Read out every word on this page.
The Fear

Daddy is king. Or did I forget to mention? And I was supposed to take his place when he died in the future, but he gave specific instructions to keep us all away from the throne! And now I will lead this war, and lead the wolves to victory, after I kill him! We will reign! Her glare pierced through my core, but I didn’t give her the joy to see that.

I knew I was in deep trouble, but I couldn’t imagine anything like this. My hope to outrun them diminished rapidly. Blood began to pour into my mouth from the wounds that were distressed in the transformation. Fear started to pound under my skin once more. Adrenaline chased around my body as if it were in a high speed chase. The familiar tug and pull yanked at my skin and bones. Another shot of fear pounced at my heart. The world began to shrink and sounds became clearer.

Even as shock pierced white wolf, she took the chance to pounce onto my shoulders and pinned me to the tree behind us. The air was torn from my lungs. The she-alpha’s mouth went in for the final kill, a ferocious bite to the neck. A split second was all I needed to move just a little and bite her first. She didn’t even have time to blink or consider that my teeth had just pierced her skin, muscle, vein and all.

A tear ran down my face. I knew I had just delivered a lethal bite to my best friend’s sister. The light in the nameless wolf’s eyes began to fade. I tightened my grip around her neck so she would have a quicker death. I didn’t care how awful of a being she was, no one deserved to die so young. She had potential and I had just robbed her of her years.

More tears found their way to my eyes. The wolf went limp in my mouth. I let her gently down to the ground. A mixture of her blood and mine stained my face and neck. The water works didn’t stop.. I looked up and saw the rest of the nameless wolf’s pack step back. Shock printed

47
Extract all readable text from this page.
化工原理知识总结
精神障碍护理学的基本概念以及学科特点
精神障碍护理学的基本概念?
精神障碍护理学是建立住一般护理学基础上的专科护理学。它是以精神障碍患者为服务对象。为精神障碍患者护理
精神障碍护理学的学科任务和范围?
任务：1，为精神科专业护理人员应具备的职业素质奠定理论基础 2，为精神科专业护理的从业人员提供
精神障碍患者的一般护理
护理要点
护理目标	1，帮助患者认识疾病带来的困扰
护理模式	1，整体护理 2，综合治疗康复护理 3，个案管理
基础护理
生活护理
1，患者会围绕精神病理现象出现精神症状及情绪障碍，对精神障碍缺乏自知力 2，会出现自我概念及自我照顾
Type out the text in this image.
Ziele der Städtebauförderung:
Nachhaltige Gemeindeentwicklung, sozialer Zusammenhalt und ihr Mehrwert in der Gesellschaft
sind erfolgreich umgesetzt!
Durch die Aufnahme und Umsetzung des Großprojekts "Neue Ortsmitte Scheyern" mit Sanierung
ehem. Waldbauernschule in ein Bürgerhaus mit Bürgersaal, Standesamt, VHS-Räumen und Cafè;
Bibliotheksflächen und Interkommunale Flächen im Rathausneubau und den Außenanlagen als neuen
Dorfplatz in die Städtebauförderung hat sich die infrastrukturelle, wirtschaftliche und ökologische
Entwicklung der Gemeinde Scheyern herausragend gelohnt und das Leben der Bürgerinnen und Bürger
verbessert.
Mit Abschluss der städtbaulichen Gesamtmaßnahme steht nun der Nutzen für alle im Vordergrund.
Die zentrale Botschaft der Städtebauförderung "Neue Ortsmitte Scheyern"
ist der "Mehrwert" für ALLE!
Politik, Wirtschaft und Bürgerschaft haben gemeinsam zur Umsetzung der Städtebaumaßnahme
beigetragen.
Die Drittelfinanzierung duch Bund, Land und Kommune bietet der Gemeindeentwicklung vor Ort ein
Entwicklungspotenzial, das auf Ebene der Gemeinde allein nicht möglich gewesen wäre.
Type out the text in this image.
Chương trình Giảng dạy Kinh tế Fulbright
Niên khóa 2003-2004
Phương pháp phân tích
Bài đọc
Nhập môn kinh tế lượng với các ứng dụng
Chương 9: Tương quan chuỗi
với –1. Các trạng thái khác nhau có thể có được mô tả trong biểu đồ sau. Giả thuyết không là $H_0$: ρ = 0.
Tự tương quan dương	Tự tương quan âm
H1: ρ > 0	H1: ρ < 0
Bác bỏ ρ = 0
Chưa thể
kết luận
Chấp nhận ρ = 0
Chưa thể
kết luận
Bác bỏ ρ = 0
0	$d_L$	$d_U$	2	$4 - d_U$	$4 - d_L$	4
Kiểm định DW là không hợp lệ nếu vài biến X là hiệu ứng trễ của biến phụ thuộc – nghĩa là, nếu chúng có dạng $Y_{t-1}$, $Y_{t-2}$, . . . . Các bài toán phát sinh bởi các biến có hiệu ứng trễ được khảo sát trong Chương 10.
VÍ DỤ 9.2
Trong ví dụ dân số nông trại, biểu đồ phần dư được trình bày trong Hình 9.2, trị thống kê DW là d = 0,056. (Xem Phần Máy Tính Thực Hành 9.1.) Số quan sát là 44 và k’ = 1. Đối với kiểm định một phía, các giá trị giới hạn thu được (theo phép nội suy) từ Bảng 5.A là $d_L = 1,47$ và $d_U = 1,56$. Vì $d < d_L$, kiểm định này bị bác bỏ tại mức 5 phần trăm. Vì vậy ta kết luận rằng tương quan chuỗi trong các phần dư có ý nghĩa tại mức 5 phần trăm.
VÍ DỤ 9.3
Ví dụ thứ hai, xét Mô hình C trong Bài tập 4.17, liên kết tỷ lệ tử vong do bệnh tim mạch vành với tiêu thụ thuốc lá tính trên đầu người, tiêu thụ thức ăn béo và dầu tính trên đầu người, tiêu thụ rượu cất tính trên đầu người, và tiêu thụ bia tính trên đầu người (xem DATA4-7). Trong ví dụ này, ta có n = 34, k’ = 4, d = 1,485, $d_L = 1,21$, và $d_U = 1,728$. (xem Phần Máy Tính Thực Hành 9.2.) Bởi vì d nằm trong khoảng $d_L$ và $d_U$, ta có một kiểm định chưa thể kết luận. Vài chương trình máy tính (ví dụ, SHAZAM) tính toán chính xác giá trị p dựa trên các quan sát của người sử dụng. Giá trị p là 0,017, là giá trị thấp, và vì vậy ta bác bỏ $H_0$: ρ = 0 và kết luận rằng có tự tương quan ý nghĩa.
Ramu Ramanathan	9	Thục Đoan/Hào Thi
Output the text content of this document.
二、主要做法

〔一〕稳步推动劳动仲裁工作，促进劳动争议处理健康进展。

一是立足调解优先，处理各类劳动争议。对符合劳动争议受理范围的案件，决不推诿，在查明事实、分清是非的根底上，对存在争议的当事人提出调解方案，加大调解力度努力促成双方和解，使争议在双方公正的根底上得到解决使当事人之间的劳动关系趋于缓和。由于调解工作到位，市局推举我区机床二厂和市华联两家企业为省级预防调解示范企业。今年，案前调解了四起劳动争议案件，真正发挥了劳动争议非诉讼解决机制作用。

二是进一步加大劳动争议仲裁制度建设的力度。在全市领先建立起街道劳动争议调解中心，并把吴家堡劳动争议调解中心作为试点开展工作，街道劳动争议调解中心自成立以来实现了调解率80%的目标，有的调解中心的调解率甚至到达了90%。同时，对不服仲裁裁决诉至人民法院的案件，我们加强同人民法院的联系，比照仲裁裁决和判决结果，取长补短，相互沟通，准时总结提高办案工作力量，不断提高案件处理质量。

==================================================

> _SET PROBLEM_
Each line above must be printed exactly as it appears.

> _TASK SOLUTION_
Read out every word on this page.
The Fear

Daddy is king. Or did I forget to mention? And I was supposed to take his place when he died in the future, but he gave specific instructions to keep us all away from the throne! And now I will lead this war, and lead the wolves to victory, after I kill him! We will reign! Her glare pierced through my core, but I didn’t give her the joy to see that.

I knew I was in deep trouble, but I couldn’t imagine anything like this. My hope to outrun them diminished rapidly. Blood began to pour into my mouth from the wounds that were distressed in the transformation. Fear started to pound under my skin once more. Adrenaline chased around my body as if it were in a high speed chase. The familiar tug and pull yanked at my skin and bones. Another shot of fear pounced at my heart. The world began to shrink and sounds became clearer.

Even as shock pierced white wolf, she took the chance to pounce onto my shoulders and pinned me to the tree behind us. The air was torn from my lungs. The she-alpha’s mouth went in for the final kill, a ferocious bite to the neck. A split second was all I needed to move just a little and bite her first. She didn’t even have time to blink or consider that my teeth had just pierced her skin, muscle, vein and all.

A tear ran down my face. I knew I had just delivered a lethal bite to my best friend’s sister. The light in the nameless wolf’s eyes began to fade. I tightened my grip around her neck so she would have a quicker death. I didn’t care how awful of a being she was, no one deserved to die so young. She had potential and I had just robbed her of her years.

More tears found their way to my eyes. The wolf went limp in my mouth. I let her gently down to the ground. A mixture of her blood and mine stained my face and neck. The water works didn’t stop.. I looked up and saw the rest of the nameless wolf’s pack step back. Shock printed

47
Extract all readable text from this page.
化工原理知识总结
精神障碍护理学的基本概念以及学科特点
精神障碍护理学的基本概念?
精神障碍护理学是建立住一般护理学基础上的专科护理学。它是以精神障碍患者为服务对象。为精神障碍患者护理
精神障碍护理学的学科任务和范围?
任务：1，为精神科专业护理人员应具备的职业素质奠定理论基础 2，为精神科专业护理的从业人员提供
精神障碍患者的一般护理
护理要点
护理目标	1，帮助患者认识疾病带来的困扰
护理模式	1，整体护理 2，综合治疗康复护理 3，个案管理
基础护理
生活护理
1，患者会围绕精神病理现象出现精神症状及情绪障碍，对精神障碍缺乏自知力 2，会出现自我概念及自我照顾
Type out the text in this image.
Ziele der Städtebauförderung:
Nachhaltige Gemeindeentwicklung, sozialer Zusammenhalt und ihr Mehrwert in der Gesellschaft
sind erfolgreich umgesetzt!
Durch die Aufnahme und Umsetzung des Großprojekts "Neue Ortsmitte Scheyern" mit Sanierung
ehem. Waldbauernschule in ein Bürgerhaus mit Bürgersaal, Standesamt, VHS-Räumen und Cafè;
Bibliotheksflächen und Interkommunale Flächen im Rathausneubau und den Außenanlagen als neuen
Dorfplatz in die Städtebauförderung hat sich die infrastrukturelle, wirtschaftliche und ökologische
Entwicklung der Gemeinde Scheyern herausragend gelohnt und das Leben der Bürgerinnen und Bürger
verbessert.
Mit Abschluss der städtbaulichen Gesamtmaßnahme steht nun der Nutzen für alle im Vordergrund.
Die zentrale Botschaft der Städtebauförderung "Neue Ortsmitte Scheyern"
ist der "Mehrwert" für ALLE!
Politik, Wirtschaft und Bürgerschaft haben gemeinsam zur Umsetzung der Städtebaumaßnahme
beigetragen.
Die Drittelfinanzierung duch Bund, Land und Kommune bietet der Gemeindeentwicklung vor Ort ein
Entwicklungspotenzial, das auf Ebene der Gemeinde allein nicht möglich gewesen wäre.
Type out the text in this image.
Chương trình Giảng dạy Kinh tế Fulbright
Niên khóa 2003-2004
Phương pháp phân tích
Bài đọc
Nhập môn kinh tế lượng với các ứng dụng
Chương 9: Tương quan chuỗi
với –1. Các trạng thái khác nhau có thể có được mô tả trong biểu đồ sau. Giả thuyết không là $H_0$: ρ = 0.
Tự tương quan dương	Tự tương quan âm
H1: ρ > 0	H1: ρ < 0
Bác bỏ ρ = 0
Chưa thể
kết luận
Chấp nhận ρ = 0
Chưa thể
kết luận
Bác bỏ ρ = 0
0	$d_L$	$d_U$	2	$4 - d_U$	$4 - d_L$	4
Kiểm định DW là không hợp lệ nếu vài biến X là hiệu ứng trễ của biến phụ thuộc – nghĩa là, nếu chúng có dạng $Y_{t-1}$, $Y_{t-2}$, . . . . Các bài toán phát sinh bởi các biến có hiệu ứng trễ được khảo sát trong Chương 10.
VÍ DỤ 9.2
Trong ví dụ dân số nông trại, biểu đồ phần dư được trình bày trong Hình 9.2, trị thống kê DW là d = 0,056. (Xem Phần Máy Tính Thực Hành 9.1.) Số quan sát là 44 và k’ = 1. Đối với kiểm định một phía, các giá trị giới hạn thu được (theo phép nội suy) từ Bảng 5.A là $d_L = 1,47$ và $d_U = 1,56$. Vì $d < d_L$, kiểm định này bị bác bỏ tại mức 5 phần trăm. Vì vậy ta kết luận rằng tương quan chuỗi trong các phần dư có ý nghĩa tại mức 5 phần trăm.
VÍ DỤ 9.3
Ví dụ thứ hai, xét Mô hình C trong Bài tập 4.17, liên kết tỷ lệ tử vong do bệnh tim mạch vành với tiêu thụ thuốc lá tính trên đầu người, tiêu thụ thức ăn béo và dầu tính trên đầu người, tiêu thụ rượu cất tính trên đầu người, và tiêu thụ bia tính trên đầu người (xem DATA4-7). Trong ví dụ này, ta có n = 34, k’ = 4, d = 1,485, $d_L = 1,21$, và $d_U = 1,728$. (xem Phần Máy Tính Thực Hành 9.2.) Bởi vì d nằm trong khoảng $d_L$ và $d_U$, ta có một kiểm định chưa thể kết luận. Vài chương trình máy tính (ví dụ, SHAZAM) tính toán chính xác giá trị p dựa trên các quan sát của người sử dụng. Giá trị p là 0,017, là giá trị thấp, và vì vậy ta bác bỏ $H_0$: ρ = 0 và kết luận rằng có tự tương quan ý nghĩa.
Ramu Ramanathan	9	Thục Đoan/Hào Thi
Output the text content of this document.
二、主要做法

〔一〕稳步推动劳动仲裁工作，促进劳动争议处理健康进展。

一是立足调解优先，处理各类劳动争议。对符合劳动争议受理范围的案件，决不推诿，在查明事实、分清是非的根底上，对存在争议的当事人提出调解方案，加大调解力度努力促成双方和解，使争议在双方公正的根底上得到解决使当事人之间的劳动关系趋于缓和。由于调解工作到位，市局推举我区机床二厂和市华联两家企业为省级预防调解示范企业。今年，案前调解了四起劳动争议案件，真正发挥了劳动争议非诉讼解决机制作用。

二是进一步加大劳动争议仲裁制度建设的力度。在全市领先建立起街道劳动争议调解中心，并把吴家堡劳动争议调解中心作为试点开展工作，街道劳动争议调解中心自成立以来实现了调解率80%的目标，有的调解中心的调解率甚至到达了90%。同时，对不服仲裁裁决诉至人民法院的案件，我们加强同人民法院的联系，比照仲裁裁决和判决结果，取长补短，相互沟通，准时总结提高办案工作力量，不断提高案件处理质量。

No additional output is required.